Do this: In full and without alteration, give the listing again.
━━ Record list
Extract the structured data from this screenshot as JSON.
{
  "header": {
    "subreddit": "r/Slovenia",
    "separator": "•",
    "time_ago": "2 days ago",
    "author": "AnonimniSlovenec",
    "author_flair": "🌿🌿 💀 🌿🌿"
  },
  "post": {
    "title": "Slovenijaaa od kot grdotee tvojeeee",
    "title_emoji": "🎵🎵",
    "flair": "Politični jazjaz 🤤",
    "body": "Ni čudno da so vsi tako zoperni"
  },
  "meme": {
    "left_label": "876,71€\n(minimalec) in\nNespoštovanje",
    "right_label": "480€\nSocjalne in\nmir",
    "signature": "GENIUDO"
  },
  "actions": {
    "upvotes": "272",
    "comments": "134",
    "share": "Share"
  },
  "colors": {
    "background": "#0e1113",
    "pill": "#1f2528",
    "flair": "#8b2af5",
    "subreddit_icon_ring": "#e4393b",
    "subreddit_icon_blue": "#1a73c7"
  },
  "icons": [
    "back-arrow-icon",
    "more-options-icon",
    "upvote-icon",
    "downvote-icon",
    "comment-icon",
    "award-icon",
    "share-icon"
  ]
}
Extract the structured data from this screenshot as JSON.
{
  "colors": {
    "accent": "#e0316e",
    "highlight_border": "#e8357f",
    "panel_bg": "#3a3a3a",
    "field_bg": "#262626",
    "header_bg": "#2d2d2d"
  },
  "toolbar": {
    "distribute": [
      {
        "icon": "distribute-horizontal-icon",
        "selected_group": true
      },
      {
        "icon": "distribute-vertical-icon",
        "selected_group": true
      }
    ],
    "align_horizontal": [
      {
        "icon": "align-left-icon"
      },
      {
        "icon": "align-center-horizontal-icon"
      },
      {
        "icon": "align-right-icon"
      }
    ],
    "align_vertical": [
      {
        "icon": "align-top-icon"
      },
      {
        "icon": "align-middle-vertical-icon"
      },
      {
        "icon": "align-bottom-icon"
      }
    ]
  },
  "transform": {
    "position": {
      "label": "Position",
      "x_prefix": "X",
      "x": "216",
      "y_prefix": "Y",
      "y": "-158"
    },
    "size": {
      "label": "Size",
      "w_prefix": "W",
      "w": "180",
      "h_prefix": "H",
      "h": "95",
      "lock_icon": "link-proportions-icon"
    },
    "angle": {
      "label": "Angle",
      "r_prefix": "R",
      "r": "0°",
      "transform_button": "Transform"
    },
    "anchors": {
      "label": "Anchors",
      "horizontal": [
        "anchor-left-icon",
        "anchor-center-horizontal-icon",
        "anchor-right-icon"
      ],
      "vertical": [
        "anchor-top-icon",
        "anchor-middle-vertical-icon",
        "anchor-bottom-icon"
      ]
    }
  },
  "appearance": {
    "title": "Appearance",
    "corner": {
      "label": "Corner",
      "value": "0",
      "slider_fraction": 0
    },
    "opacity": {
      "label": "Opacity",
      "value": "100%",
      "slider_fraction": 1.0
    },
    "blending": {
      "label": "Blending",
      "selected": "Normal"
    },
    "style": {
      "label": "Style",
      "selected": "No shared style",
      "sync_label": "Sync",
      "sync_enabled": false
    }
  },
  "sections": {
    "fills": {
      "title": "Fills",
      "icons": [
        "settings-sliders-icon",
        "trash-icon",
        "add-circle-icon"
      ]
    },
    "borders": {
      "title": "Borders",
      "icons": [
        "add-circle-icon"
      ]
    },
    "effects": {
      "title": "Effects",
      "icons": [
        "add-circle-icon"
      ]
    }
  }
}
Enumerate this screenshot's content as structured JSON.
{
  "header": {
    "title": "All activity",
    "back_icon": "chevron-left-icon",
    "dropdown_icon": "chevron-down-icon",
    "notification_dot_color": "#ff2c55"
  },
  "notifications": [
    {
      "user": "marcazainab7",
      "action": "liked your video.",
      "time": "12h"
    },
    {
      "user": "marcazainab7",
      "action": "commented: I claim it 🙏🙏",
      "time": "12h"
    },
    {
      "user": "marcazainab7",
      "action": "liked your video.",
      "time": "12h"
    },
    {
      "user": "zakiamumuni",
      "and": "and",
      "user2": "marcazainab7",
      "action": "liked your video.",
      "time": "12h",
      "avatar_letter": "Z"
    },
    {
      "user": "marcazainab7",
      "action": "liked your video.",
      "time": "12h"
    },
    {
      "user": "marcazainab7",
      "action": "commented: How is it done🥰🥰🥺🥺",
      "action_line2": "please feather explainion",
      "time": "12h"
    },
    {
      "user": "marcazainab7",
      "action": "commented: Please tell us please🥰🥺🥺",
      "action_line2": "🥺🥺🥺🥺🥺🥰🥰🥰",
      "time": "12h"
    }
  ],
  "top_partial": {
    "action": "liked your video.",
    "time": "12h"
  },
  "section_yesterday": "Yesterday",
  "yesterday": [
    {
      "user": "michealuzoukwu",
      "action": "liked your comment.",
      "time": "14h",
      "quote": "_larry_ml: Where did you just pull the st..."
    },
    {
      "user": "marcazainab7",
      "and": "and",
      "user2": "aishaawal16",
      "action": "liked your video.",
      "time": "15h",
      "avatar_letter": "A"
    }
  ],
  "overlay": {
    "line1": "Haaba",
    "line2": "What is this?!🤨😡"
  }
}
━━━━
The completed task:
Extract the structured data from this screenshot as JSON.
{
  "header": {
    "subreddit": "r/Slovenia",
    "separator": "•",
    "time_ago": "2 days ago",
    "author": "AnonimniSlovenec",
    "author_flair": "🌿🌿 💀 🌿🌿"
  },
  "post": {
    "title": "Slovenijaaa od kot grdotee tvojeeee",
    "title_emoji": "🎵🎵",
    "flair": "Politični jazjaz 🤤",
    "body": "Ni čudno da so vsi tako zoperni"
  },
  "meme": {
    "left_label": "876,71€\n(minimalec) in\nNespoštovanje",
    "right_label": "480€\nSocjalne in\nmir",
    "signature": "GENIUDO"
  },
  "actions": {
    "upvotes": "272",
    "comments": "134",
    "share": "Share"
  },
  "colors": {
    "background": "#0e1113",
    "pill": "#1f2528",
    "flair": "#8b2af5",
    "subreddit_icon_ring": "#e4393b",
    "subreddit_icon_blue": "#1a73c7"
  },
  "icons": [
    "back-arrow-icon",
    "more-options-icon",
    "upvote-icon",
    "downvote-icon",
    "comment-icon",
    "award-icon",
    "share-icon"
  ]
}
Extract the structured data from this screenshot as JSON.
{
  "colors": {
    "accent": "#e0316e",
    "highlight_border": "#e8357f",
    "panel_bg": "#3a3a3a",
    "field_bg": "#262626",
    "header_bg": "#2d2d2d"
  },
  "toolbar": {
    "distribute": [
      {
        "icon": "distribute-horizontal-icon",
        "selected_group": true
      },
      {
        "icon": "distribute-vertical-icon",
        "selected_group": true
      }
    ],
    "align_horizontal": [
      {
        "icon": "align-left-icon"
      },
      {
        "icon": "align-center-horizontal-icon"
      },
      {
        "icon": "align-right-icon"
      }
    ],
    "align_vertical": [
      {
        "icon": "align-top-icon"
      },
      {
        "icon": "align-middle-vertical-icon"
      },
      {
        "icon": "align-bottom-icon"
      }
    ]
  },
  "transform": {
    "position": {
      "label": "Position",
      "x_prefix": "X",
      "x": "216",
      "y_prefix": "Y",
      "y": "-158"
    },
    "size": {
      "label": "Size",
      "w_prefix": "W",
      "w": "180",
      "h_prefix": "H",
      "h": "95",
      "lock_icon": "link-proportions-icon"
    },
    "angle": {
      "label": "Angle",
      "r_prefix": "R",
      "r": "0°",
      "transform_button": "Transform"
    },
    "anchors": {
      "label": "Anchors",
      "horizontal": [
        "anchor-left-icon",
        "anchor-center-horizontal-icon",
        "anchor-right-icon"
      ],
      "vertical": [
        "anchor-top-icon",
        "anchor-middle-vertical-icon",
        "anchor-bottom-icon"
      ]
    }
  },
  "appearance": {
    "title": "Appearance",
    "corner": {
      "label": "Corner",
      "value": "0",
      "slider_fraction": 0
    },
    "opacity": {
      "label": "Opacity",
      "value": "100%",
      "slider_fraction": 1.0
    },
    "blending": {
      "label": "Blending",
      "selected": "Normal"
    },
    "style": {
      "label": "Style",
      "selected": "No shared style",
      "sync_label": "Sync",
      "sync_enabled": false
    }
  },
  "sections": {
    "fills": {
      "title": "Fills",
      "icons": [
        "settings-sliders-icon",
        "trash-icon",
        "add-circle-icon"
      ]
    },
    "borders": {
      "title": "Borders",
      "icons": [
        "add-circle-icon"
      ]
    },
    "effects": {
      "title": "Effects",
      "icons": [
        "add-circle-icon"
      ]
    }
  }
}
Enumerate this screenshot's content as structured JSON.
{
  "header": {
    "title": "All activity",
    "back_icon": "chevron-left-icon",
    "dropdown_icon": "chevron-down-icon",
    "notification_dot_color": "#ff2c55"
  },
  "notifications": [
    {
      "user": "marcazainab7",
      "action": "liked your video.",
      "time": "12h"
    },
    {
      "user": "marcazainab7",
      "action": "commented: I claim it 🙏🙏",
      "time": "12h"
    },
    {
      "user": "marcazainab7",
      "action": "liked your video.",
      "time": "12h"
    },
    {
      "user": "zakiamumuni",
      "and": "and",
      "user2": "marcazainab7",
      "action": "liked your video.",
      "time": "12h",
      "avatar_letter": "Z"
    },
    {
      "user": "marcazainab7",
      "action": "liked your video.",
      "time": "12h"
    },
    {
      "user": "marcazainab7",
      "action": "commented: How is it done🥰🥰🥺🥺",
      "action_line2": "please feather explainion",
      "time": "12h"
    },
    {
      "user": "marcazainab7",
      "action": "commented: Please tell us please🥰🥺🥺",
      "action_line2": "🥺🥺🥺🥺🥺🥰🥰🥰",
      "time": "12h"
    }
  ],
  "top_partial": {
    "action": "liked your video.",
    "time": "12h"
  },
  "section_yesterday": "Yesterday",
  "yesterday": [
    {
      "user": "michealuzoukwu",
      "action": "liked your comment.",
      "time": "14h",
      "quote": "_larry_ml: Where did you just pull the st..."
    },
    {
      "user": "marcazainab7",
      "and": "and",
      "user2": "aishaawal16",
      "action": "liked your video.",
      "time": "15h",
      "avatar_letter": "A"
    }
  ],
  "overlay": {
    "line1": "Haaba",
    "line2": "What is this?!🤨😡"
  }
}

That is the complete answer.